▶ **Requirements**
Answer with one number: how many lines hold the string "BRINDISI".

▶ **Records**
▽

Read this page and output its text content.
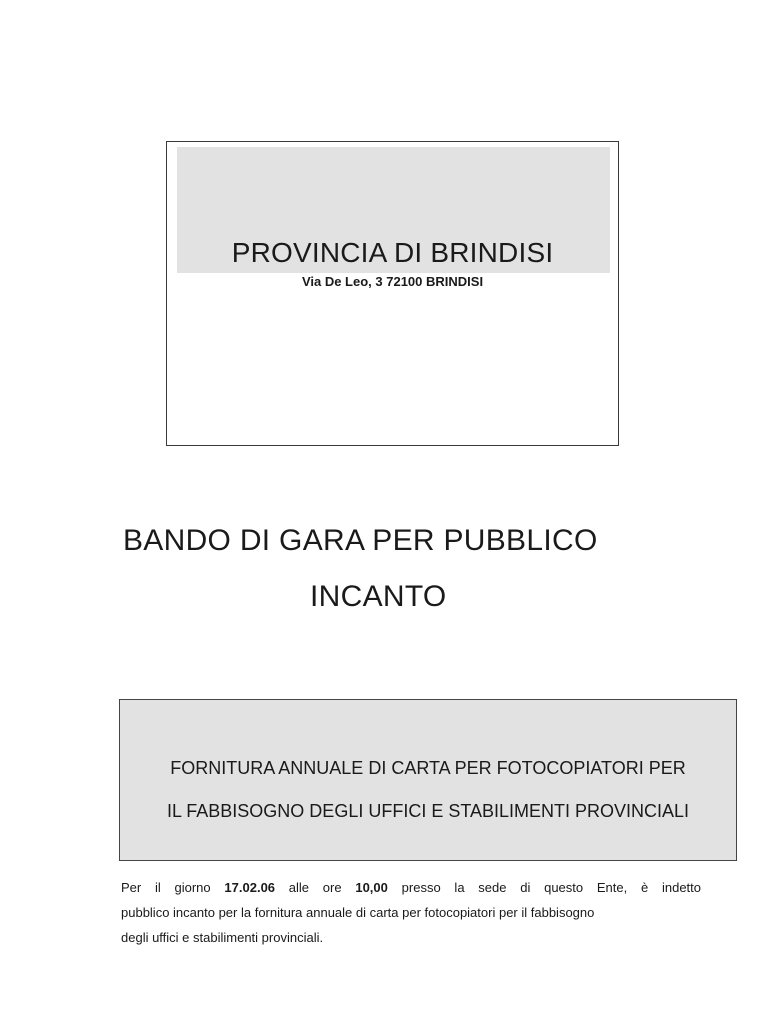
PROVINCIA DI BRINDISI
Via De Leo, 3 72100 BRINDISI
BANDO DI GARA PER PUBBLICO
INCANTO
FORNITURA ANNUALE DI CARTA PER FOTOCOPIATORI PER
IL FABBISOGNO DEGLI UFFICI E STABILIMENTI PROVINCIALI
Per il giorno 17.02.06 alle ore 10,00 presso la sede di questo Ente, è indetto
pubblico incanto per la fornitura annuale di carta per fotocopiatori per il fabbisogno
degli uffici e stabilimenti provinciali.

△

▶ **Exercise answer**
2